[Saved entries]

"""

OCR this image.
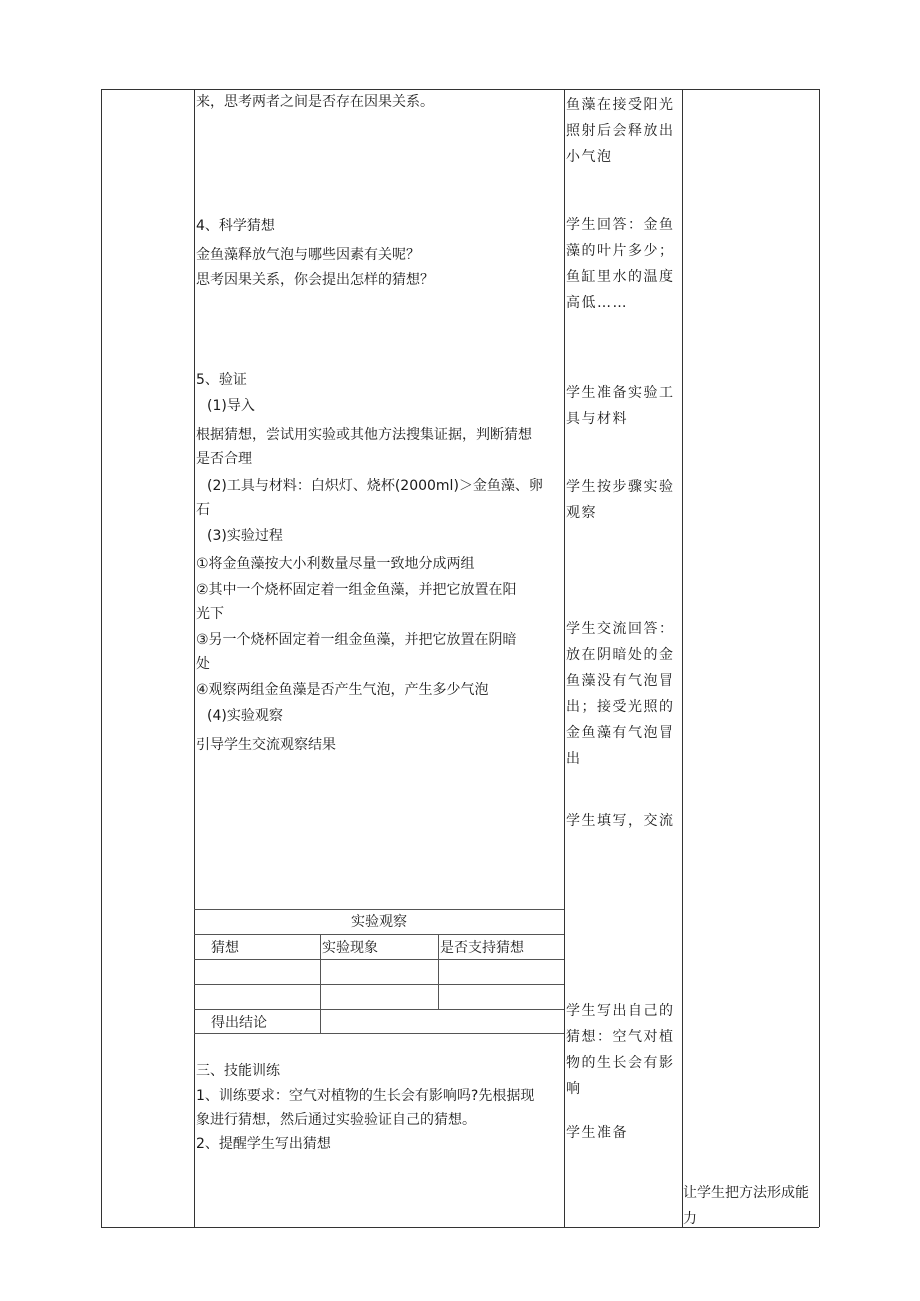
来，思考两者之间是否存在因果关系。
4、科学猜想
金鱼藻释放气泡与哪些因素有关呢？
思考因果关系，你会提出怎样的猜想？
5、验证
(1)导入
根据猜想，尝试用实验或其他方法搜集证据，判断猜想
是否合理
(2)工具与材料：白炽灯、烧杯(2000ml)＞金鱼藻、卵
石
(3)实验过程
①将金鱼藻按大小利数量尽量一致地分成两组
②其中一个烧杯固定着一组金鱼藻，并把它放置在阳
光下
③另一个烧杯固定着一组金鱼藻，并把它放置在阴暗
处
④观察两组金鱼藻是否产生气泡，产生多少气泡
(4)实验观察
引导学生交流观察结果
实验观察
猜想	实验现象	是否支持猜想
得出结论
三、技能训练
1、训练要求：空气对植物的生长会有影响吗?先根据现
象进行猜想，然后通过实验验证自己的猜想。
2、提醒学生写出猜想
鱼藻在接受阳光照射后会释放出小气泡
学生回答：金鱼藻的叶片多少；鱼缸里水的温度高低……
学生准备实验工具与材料
学生按步骤实验观察
学生交流回答：放在阴暗处的金鱼藻没有气泡冒出；接受光照的金鱼藻有气泡冒出
学生填写，交流
学生写出自己的猜想：空气对植物的生长会有影响
学生准备
让学生把方法形成能力
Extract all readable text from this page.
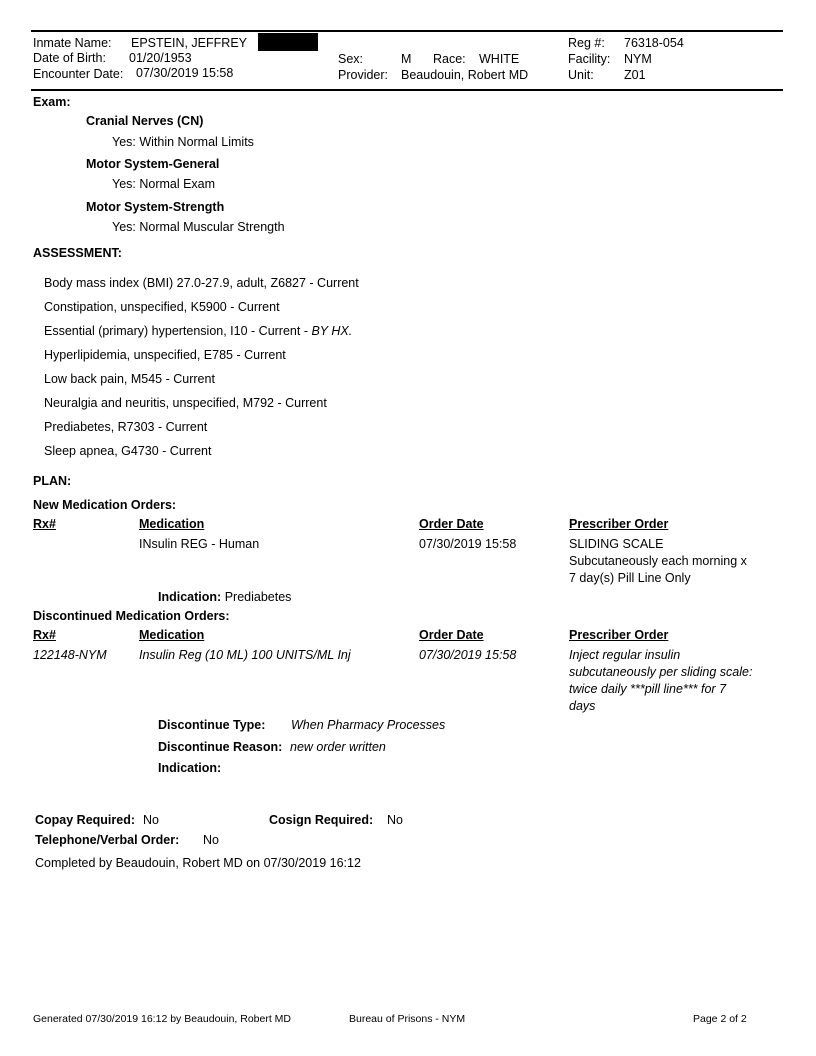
Inmate Name: EPSTEIN, JEFFREY
Date of Birth: 01/20/1953
Encounter Date: 07/30/2019 15:58
Sex:	M Race: WHITE
Provider: Beaudouin, Robert MD
Reg #: 76318-054
Facility: NYM
Unit: Z01
Exam:
Cranial Nerves (CN)
Yes: Within Normal Limits
Motor System-General
Yes: Normal Exam
Motor System-Strength
Yes: Normal Muscular Strength
ASSESSMENT:
Body mass index (BMI) 27.0-27.9, adult, Z6827 - Current
Constipation, unspecified, K5900 - Current
Essential (primary) hypertension, I10 - Current - BY HX.
Hyperlipidemia, unspecified, E785 - Current
Low back pain, M545 - Current
Neuralgia and neuritis, unspecified, M792 - Current
Prediabetes, R7303 - Current
Sleep apnea, G4730 - Current
PLAN:
New Medication Orders:
Rx#	Medication	Order Date	Prescriber Order
INsulin REG - Human	07/30/2019 15:58	SLIDING SCALE
Subcutaneously each morning x
7 day(s) Pill Line Only
Indication: Prediabetes
Discontinued Medication Orders:
Rx#	Medication	Order Date	Prescriber Order
122148-NYM	Insulin Reg (10 ML) 100 UNITS/ML Inj	07/30/2019 15:58	Inject regular insulin
subcutaneously per sliding scale:
twice daily ***pill line*** for 7
days
Discontinue Type: When Pharmacy Processes
Discontinue Reason: new order written
Indication:
Copay Required: No	Cosign Required: No
Telephone/Verbal Order: No
Completed by Beaudouin, Robert MD on 07/30/2019 16:12
Generated 07/30/2019 16:12 by Beaudouin, Robert MD	Bureau of Prisons - NYM	Page 2 of 2
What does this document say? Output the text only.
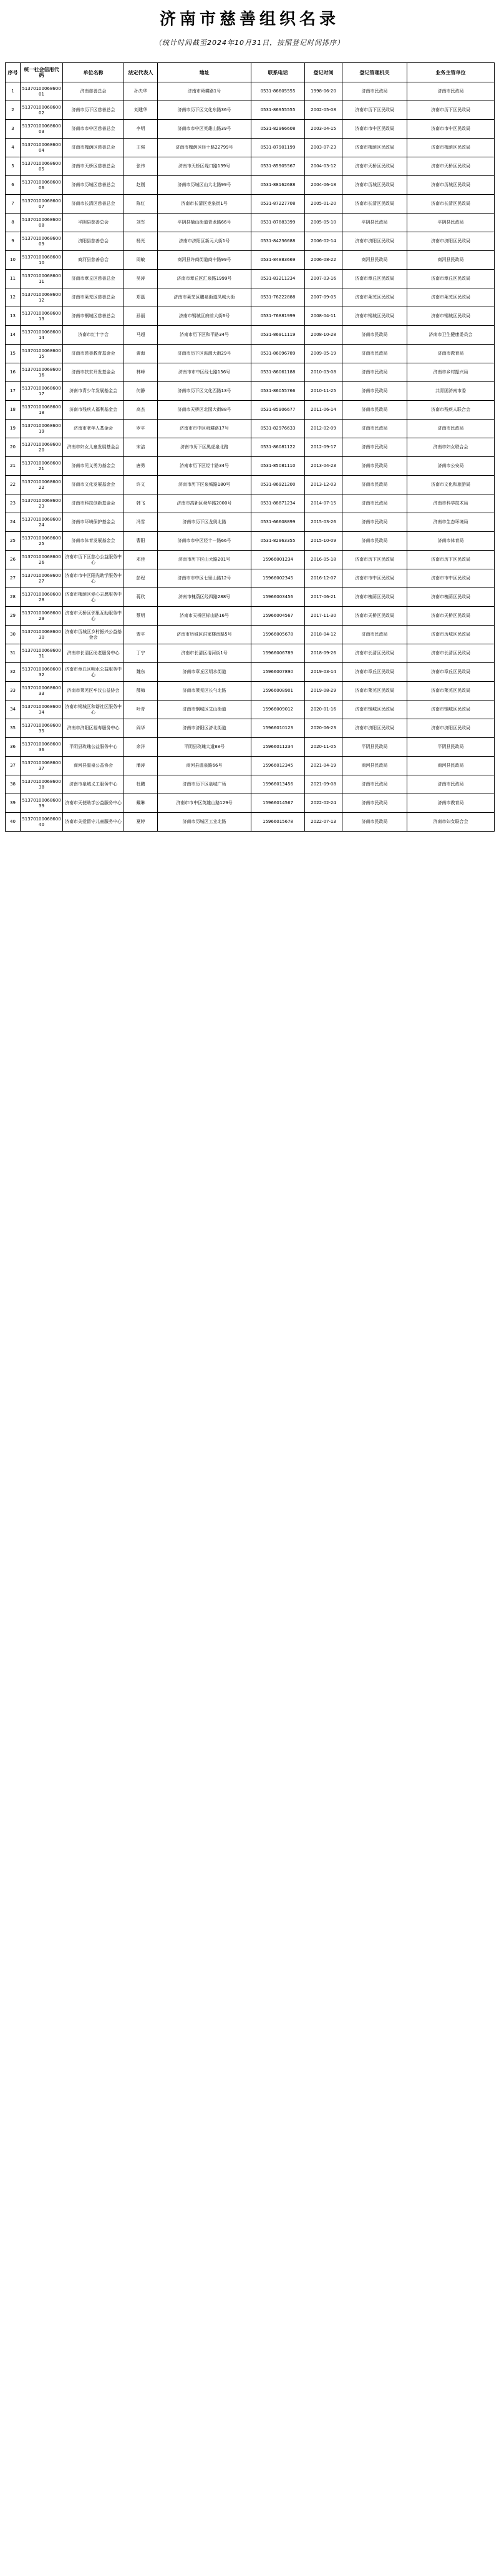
济南市慈善组织名录
（统计时间截至2024年10月31日，按照登记时间排序）
序号	统一社会信用代码	单位名称	法定代表人	地址	联系电话	登记时间	登记管理机关	业务主管单位
1	5137010006860001	济南慈善总会	孙夫华	济南市舜耕路1号	0531-86605555	1998-06-20	济南市民政局	济南市民政局
2	5137010006860002	济南市历下区慈善总会	刘建华	济南市历下区文化东路36号	0531-86955555	2002-05-08	济南市历下区民政局	济南市历下区民政局
3	5137010006860003	济南市市中区慈善总会	李明	济南市市中区英雄山路39号	0531-82966608	2003-04-15	济南市市中区民政局	济南市市中区民政局
4	5137010006860004	济南市槐荫区慈善总会	王强	济南市槐荫区经十路22799号	0531-87901199	2003-07-23	济南市槐荫区民政局	济南市槐荫区民政局
5	5137010006860005	济南市天桥区慈善总会	张伟	济南市天桥区堤口路139号	0531-85905567	2004-03-12	济南市天桥区民政局	济南市天桥区民政局
6	5137010006860006	济南市历城区慈善总会	赵刚	济南市历城区山大北路99号	0531-88162688	2004-06-18	济南市历城区民政局	济南市历城区民政局
7	5137010006860007	济南市长清区慈善总会	陈红	济南市长清区龙泉街1号	0531-87227708	2005-01-20	济南市长清区民政局	济南市长清区民政局
8	5137010006860008	平阴县慈善总会	刘军	平阴县榆山街道青龙路66号	0531-87883399	2005-05-10	平阴县民政局	平阴县民政局
9	5137010006860009	济阳县慈善总会	杨光	济南市济阳区新元大街1号	0531-84236688	2006-02-14	济南市济阳区民政局	济南市济阳区民政局
10	5137010006860010	商河县慈善总会	周敏	商河县许商街道商中路99号	0531-84883669	2006-08-22	商河县民政局	商河县民政局
11	5137010006860011	济南市章丘区慈善总会	吴涛	济南市章丘区汇泉路1999号	0531-83211234	2007-03-16	济南市章丘区民政局	济南市章丘区民政局
12	5137010006860012	济南市莱芜区慈善总会	郑磊	济南市莱芜区鹏泉街道凤城大街	0531-76222888	2007-09-05	济南市莱芜区民政局	济南市莱芜区民政局
13	5137010006860013	济南市钢城区慈善总会	孙丽	济南市钢城区府前大街6号	0531-76881999	2008-04-11	济南市钢城区民政局	济南市钢城区民政局
14	5137010006860014	济南市红十字会	马超	济南市历下区和平路34号	0531-86911119	2008-10-28	济南市民政局	济南市卫生健康委员会
15	5137010006860015	济南市慈善教育基金会	黄海	济南市历下区泺源大街29号	0531-86096789	2009-05-19	济南市民政局	济南市教育局
16	5137010006860016	济南市扶贫开发基金会	林峰	济南市市中区经七路156号	0531-86061188	2010-03-08	济南市民政局	济南市乡村振兴局
17	5137010006860017	济南市青少年发展基金会	何静	济南市历下区文化西路13号	0531-86055766	2010-11-25	济南市民政局	共青团济南市委
18	5137010006860018	济南市残疾人福利基金会	高杰	济南市天桥区北园大街88号	0531-85906677	2011-06-14	济南市民政局	济南市残疾人联合会
19	5137010006860019	济南市老年人基金会	罗平	济南市市中区舜耕路17号	0531-82976633	2012-02-09	济南市民政局	济南市民政局
20	5137010006860020	济南市妇女儿童发展基金会	宋洁	济南市历下区黑虎泉北路	0531-86081122	2012-09-17	济南市民政局	济南市妇女联合会
21	5137010006860021	济南市见义勇为基金会	唐勇	济南市历下区经十路34号	0531-85081110	2013-04-23	济南市民政局	济南市公安局
22	5137010006860022	济南市文化发展基金会	许文	济南市历下区泉城路180号	0531-86921200	2013-12-03	济南市民政局	济南市文化和旅游局
23	5137010006860023	济南市科技创新基金会	韩飞	济南市高新区舜华路2000号	0531-88871234	2014-07-15	济南市民政局	济南市科学技术局
24	5137010006860024	济南市环境保护基金会	冯雪	济南市历下区龙奥北路	0531-66608899	2015-03-26	济南市民政局	济南市生态环境局
25	5137010006860025	济南市体育发展基金会	曹阳	济南市市中区经十一路66号	0531-82963355	2015-10-09	济南市民政局	济南市体育局
26	5137010006860026	济南市历下区慈心公益服务中心	邓佳	济南市历下区山大路201号	15966001234	2016-05-18	济南市历下区民政局	济南市历下区民政局
27	5137010006860027	济南市市中区阳光助学服务中心	彭程	济南市市中区七里山路12号	15966002345	2016-12-07	济南市市中区民政局	济南市市中区民政局
28	5137010006860028	济南市槐荫区爱心志愿服务中心	蒋欣	济南市槐荫区经四路288号	15966003456	2017-06-21	济南市槐荫区民政局	济南市槐荫区民政局
29	5137010006860029	济南市天桥区邻里互助服务中心	蔡明	济南市天桥区标山路16号	15966004567	2017-11-30	济南市天桥区民政局	济南市天桥区民政局
30	5137010006860030	济南市历城区乡村振兴公益基金会	贾平	济南市历城区洪家楼南路5号	15966005678	2018-04-12	济南市民政局	济南市历城区民政局
31	5137010006860031	济南市长清区助老服务中心	丁宁	济南市长清区清河街1号	15966006789	2018-09-26	济南市长清区民政局	济南市长清区民政局
32	5137010006860032	济南市章丘区明水公益服务中心	魏东	济南市章丘区明水街道	15966007890	2019-03-14	济南市章丘区民政局	济南市章丘区民政局
33	5137010006860033	济南市莱芜区牟汶公益协会	薛梅	济南市莱芜区长勺北路	15966008901	2019-08-29	济南市莱芜区民政局	济南市莱芜区民政局
34	5137010006860034	济南市钢城区和谐社区服务中心	叶青	济南市钢城区艾山街道	15966009012	2020-01-16	济南市钢城区民政局	济南市钢城区民政局
35	5137010006860035	济南市济阳区福寿服务中心	阎华	济南市济阳区济北街道	15966010123	2020-06-23	济南市济阳区民政局	济南市济阳区民政局
36	5137010006860036	平阴县玫瑰公益服务中心	余洋	平阴县玫瑰大道88号	15966011234	2020-11-05	平阴县民政局	平阴县民政局
37	5137010006860037	商河县温泉公益协会	潘涛	商河县温泉路66号	15966012345	2021-04-19	商河县民政局	商河县民政局
38	5137010006860038	济南市泉城义工服务中心	杜鹏	济南市历下区泉城广场	15966013456	2021-09-08	济南市民政局	济南市民政局
39	5137010006860039	济南市天使助学公益服务中心	戴琳	济南市市中区英雄山路129号	15966014567	2022-02-24	济南市民政局	济南市教育局
40	5137010006860040	济南市关爱留守儿童服务中心	夏婷	济南市历城区工业北路	15966015678	2022-07-13	济南市民政局	济南市妇女联合会
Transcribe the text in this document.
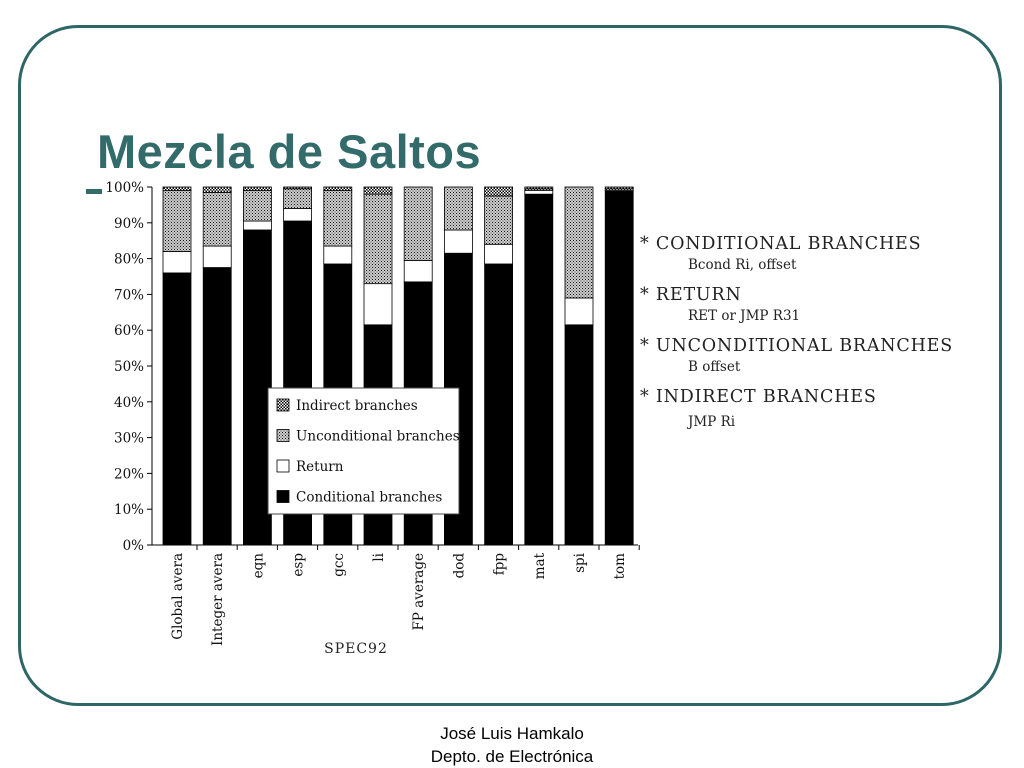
Mezcla de Saltos
0%
10%
20%
30%
40%
50%
60%
70%
80%
90%
100%
Global avera Integer avera eqn esp gcc li FP average dod fpp mat spi tom
Indirect branches
Unconditional branches
Return
Conditional branches
SPEC92

* CONDITIONAL BRANCHES

Bcond Ri, offset

* RETURN

RET or JMP R31

* UNCONDITIONAL BRANCHES

B offset

* INDIRECT BRANCHES

JMP Ri

José Luis Hamkalo
Depto. de Electrónica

"""

- DIRECTION
In the entries above, find each line with the string "平阴县民政局" and copy it.

- COMPLETE RESPONSE
8	5137010006860008	平阴县慈善总会	刘军	平阴县榆山街道青龙路66号	0531-87883399	2005-05-10	平阴县民政局	平阴县民政局
36	5137010006860036	平阴县玫瑰公益服务中心	余洋	平阴县玫瑰大道88号	15966011234	2020-11-05	平阴县民政局	平阴县民政局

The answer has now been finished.